Task prompt: From the entries below, gather each line containing the word "luck".

Stored data:
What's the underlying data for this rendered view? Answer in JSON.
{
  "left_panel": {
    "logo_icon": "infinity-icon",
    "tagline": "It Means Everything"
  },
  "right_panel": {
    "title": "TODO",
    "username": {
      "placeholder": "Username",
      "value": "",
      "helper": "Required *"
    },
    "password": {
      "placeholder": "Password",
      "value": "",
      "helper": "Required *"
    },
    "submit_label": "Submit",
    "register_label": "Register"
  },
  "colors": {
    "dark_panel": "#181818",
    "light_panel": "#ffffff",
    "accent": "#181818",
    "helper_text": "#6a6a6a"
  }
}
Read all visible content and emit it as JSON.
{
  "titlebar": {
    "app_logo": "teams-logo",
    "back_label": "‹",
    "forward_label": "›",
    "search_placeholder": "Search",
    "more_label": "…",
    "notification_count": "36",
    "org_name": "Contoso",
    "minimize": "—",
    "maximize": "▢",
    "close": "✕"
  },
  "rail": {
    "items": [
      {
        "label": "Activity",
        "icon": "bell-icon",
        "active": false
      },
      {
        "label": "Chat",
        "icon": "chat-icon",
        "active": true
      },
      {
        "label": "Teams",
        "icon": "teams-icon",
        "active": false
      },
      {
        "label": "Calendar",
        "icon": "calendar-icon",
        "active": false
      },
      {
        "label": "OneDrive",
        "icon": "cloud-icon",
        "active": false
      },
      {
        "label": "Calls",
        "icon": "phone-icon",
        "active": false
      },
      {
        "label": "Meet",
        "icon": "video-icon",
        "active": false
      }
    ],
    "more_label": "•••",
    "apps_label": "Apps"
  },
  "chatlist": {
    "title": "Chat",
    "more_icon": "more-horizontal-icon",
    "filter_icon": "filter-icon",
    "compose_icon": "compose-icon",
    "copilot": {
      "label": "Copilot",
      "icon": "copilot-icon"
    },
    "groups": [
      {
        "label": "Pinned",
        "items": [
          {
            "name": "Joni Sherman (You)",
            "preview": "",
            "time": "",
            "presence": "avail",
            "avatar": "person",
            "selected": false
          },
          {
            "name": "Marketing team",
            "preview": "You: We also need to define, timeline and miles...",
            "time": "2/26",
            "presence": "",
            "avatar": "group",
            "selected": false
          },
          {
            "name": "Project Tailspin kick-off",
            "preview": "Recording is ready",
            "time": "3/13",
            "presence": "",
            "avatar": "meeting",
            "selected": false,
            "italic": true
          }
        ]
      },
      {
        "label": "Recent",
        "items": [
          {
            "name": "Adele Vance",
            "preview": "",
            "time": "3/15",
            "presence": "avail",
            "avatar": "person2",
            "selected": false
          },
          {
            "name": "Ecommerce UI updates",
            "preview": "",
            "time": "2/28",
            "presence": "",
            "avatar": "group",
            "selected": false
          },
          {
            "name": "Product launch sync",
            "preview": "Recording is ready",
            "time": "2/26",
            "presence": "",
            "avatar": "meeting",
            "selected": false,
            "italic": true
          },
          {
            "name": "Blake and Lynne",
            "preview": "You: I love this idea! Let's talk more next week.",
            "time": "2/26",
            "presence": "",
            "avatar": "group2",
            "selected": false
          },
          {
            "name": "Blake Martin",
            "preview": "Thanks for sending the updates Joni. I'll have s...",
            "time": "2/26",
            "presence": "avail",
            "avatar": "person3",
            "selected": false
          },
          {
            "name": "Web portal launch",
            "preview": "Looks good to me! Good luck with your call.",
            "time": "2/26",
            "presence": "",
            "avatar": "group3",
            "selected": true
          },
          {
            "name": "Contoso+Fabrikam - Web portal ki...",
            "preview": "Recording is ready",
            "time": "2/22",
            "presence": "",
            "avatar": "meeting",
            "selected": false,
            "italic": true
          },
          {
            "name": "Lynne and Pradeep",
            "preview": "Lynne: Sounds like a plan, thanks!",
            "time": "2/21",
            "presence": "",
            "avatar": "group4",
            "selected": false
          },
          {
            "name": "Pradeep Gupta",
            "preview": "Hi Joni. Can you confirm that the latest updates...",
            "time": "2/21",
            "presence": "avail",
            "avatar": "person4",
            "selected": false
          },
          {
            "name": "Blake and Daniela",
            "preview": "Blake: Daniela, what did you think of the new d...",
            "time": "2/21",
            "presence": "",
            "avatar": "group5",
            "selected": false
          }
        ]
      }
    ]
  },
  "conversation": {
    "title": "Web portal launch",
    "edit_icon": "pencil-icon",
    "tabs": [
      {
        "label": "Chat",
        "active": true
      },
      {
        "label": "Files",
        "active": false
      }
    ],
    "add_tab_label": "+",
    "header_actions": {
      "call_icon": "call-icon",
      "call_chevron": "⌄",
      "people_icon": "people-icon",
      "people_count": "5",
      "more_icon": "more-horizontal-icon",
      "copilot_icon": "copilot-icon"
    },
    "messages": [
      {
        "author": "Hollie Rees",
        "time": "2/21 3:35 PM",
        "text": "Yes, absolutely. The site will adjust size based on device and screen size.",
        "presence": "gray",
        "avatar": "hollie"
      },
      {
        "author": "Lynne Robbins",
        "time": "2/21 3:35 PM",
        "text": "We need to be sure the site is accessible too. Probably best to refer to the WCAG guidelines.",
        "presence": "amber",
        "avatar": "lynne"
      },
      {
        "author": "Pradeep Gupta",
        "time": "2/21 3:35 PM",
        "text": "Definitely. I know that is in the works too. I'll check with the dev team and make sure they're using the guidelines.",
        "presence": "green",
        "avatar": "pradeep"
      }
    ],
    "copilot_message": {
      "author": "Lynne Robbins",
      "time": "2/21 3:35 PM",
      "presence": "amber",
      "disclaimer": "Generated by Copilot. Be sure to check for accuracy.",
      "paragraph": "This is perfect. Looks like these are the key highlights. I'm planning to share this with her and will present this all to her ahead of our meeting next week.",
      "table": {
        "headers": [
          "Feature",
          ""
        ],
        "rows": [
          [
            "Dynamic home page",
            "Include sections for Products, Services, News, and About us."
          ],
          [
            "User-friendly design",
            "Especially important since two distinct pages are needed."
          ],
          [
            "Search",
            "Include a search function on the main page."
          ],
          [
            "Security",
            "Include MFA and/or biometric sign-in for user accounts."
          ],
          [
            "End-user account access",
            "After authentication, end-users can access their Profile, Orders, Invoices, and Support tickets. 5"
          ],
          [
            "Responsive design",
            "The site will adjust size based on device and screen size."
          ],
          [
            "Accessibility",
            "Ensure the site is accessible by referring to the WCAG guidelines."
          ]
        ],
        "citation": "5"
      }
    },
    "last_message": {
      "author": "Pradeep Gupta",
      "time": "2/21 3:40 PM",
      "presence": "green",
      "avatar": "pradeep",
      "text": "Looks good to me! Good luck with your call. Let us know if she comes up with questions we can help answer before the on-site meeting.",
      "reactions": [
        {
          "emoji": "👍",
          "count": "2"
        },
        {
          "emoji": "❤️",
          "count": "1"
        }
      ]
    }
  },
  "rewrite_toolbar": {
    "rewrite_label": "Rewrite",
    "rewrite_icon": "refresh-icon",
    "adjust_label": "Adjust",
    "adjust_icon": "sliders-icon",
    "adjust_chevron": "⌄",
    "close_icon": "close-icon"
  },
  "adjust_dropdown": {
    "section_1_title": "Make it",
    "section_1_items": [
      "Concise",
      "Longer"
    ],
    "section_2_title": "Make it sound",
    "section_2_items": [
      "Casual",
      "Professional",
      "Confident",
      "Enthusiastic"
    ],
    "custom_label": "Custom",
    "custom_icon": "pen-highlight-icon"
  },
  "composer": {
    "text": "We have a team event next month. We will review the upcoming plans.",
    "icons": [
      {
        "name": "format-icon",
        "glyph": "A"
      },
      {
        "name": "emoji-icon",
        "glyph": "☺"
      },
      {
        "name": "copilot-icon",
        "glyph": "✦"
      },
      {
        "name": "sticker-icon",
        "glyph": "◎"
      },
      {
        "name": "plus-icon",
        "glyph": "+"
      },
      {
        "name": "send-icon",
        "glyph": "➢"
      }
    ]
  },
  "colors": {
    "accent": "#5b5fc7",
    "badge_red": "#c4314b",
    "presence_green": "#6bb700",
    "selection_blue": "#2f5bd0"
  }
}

Complete output:
            "preview": "Looks good to me! Good luck with your call.",
      "text": "Looks good to me! Good luck with your call. Let us know if she comes up with questions we can help answer before the on-site meeting.",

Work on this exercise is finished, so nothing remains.